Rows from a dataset
[start]
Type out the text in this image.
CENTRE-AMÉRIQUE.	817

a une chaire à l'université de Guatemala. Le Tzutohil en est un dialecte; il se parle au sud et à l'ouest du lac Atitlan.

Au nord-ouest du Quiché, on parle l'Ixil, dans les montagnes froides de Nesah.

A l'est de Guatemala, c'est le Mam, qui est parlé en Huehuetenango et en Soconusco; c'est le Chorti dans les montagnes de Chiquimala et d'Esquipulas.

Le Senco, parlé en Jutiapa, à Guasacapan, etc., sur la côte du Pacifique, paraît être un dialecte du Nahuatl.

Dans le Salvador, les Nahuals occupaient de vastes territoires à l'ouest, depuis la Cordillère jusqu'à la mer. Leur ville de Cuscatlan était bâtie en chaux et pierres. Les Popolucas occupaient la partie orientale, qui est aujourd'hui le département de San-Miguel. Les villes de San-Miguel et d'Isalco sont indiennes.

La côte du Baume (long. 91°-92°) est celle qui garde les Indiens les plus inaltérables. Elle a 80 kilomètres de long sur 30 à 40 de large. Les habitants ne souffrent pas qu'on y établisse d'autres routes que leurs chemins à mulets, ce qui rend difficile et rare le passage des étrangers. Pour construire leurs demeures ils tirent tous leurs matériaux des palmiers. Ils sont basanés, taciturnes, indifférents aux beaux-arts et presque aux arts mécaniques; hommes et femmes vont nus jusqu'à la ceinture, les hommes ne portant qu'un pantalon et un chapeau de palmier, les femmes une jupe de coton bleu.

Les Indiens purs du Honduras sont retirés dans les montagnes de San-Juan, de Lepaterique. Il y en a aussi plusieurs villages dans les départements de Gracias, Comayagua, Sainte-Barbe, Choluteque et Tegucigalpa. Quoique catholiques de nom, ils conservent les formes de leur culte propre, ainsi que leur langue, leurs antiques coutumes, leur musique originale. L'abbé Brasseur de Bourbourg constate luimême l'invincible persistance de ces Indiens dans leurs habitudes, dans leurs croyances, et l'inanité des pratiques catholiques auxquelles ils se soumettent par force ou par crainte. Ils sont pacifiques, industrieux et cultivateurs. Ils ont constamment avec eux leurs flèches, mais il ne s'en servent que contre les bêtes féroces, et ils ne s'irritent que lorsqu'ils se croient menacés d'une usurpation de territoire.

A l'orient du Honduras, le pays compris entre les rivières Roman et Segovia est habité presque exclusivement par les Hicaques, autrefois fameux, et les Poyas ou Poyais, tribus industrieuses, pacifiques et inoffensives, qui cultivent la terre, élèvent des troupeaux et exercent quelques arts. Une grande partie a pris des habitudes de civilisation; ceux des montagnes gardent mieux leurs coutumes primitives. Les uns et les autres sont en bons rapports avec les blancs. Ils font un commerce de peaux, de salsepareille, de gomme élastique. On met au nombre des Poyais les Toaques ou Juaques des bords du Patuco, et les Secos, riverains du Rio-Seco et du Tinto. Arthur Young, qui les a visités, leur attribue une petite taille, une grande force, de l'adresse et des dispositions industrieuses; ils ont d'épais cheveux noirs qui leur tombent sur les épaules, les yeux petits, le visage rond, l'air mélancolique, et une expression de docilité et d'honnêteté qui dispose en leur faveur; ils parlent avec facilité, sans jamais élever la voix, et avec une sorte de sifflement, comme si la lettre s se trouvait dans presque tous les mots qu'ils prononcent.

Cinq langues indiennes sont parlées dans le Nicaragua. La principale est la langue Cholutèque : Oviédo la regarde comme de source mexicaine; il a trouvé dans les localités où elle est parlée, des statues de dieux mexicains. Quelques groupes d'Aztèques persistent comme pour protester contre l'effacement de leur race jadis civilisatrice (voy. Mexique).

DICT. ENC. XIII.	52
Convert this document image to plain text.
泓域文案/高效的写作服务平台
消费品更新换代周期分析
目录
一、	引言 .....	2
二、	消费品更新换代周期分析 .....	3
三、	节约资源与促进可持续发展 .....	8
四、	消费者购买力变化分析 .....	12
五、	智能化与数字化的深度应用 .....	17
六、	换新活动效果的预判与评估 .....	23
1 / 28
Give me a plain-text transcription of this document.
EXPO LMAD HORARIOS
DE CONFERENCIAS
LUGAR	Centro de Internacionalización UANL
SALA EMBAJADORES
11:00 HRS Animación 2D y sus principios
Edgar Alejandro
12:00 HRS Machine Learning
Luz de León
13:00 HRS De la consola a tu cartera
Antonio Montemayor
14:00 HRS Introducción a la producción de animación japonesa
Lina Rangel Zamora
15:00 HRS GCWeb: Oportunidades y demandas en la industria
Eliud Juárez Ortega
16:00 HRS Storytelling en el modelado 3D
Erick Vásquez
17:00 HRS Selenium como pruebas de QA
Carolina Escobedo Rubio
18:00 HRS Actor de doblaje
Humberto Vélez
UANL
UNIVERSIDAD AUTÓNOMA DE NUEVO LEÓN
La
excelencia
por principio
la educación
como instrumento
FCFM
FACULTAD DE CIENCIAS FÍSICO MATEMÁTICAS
[end]
_Exercise prompt_:
Your task is to reproduce, exactly and exclusively, the lines from the one holding "Give me a plain-text" through the final line of the listing.

_Output of the task_:
Give me a plain-text transcription of this document.
EXPO LMAD HORARIOS
DE CONFERENCIAS
LUGAR	Centro de Internacionalización UANL
SALA EMBAJADORES
11:00 HRS Animación 2D y sus principios
Edgar Alejandro
12:00 HRS Machine Learning
Luz de León
13:00 HRS De la consola a tu cartera
Antonio Montemayor
14:00 HRS Introducción a la producción de animación japonesa
Lina Rangel Zamora
15:00 HRS GCWeb: Oportunidades y demandas en la industria
Eliud Juárez Ortega
16:00 HRS Storytelling en el modelado 3D
Erick Vásquez
17:00 HRS Selenium como pruebas de QA
Carolina Escobedo Rubio
18:00 HRS Actor de doblaje
Humberto Vélez
UANL
UNIVERSIDAD AUTÓNOMA DE NUEVO LEÓN
La
excelencia
por principio
la educación
como instrumento
FCFM
FACULTAD DE CIENCIAS FÍSICO MATEMÁTICAS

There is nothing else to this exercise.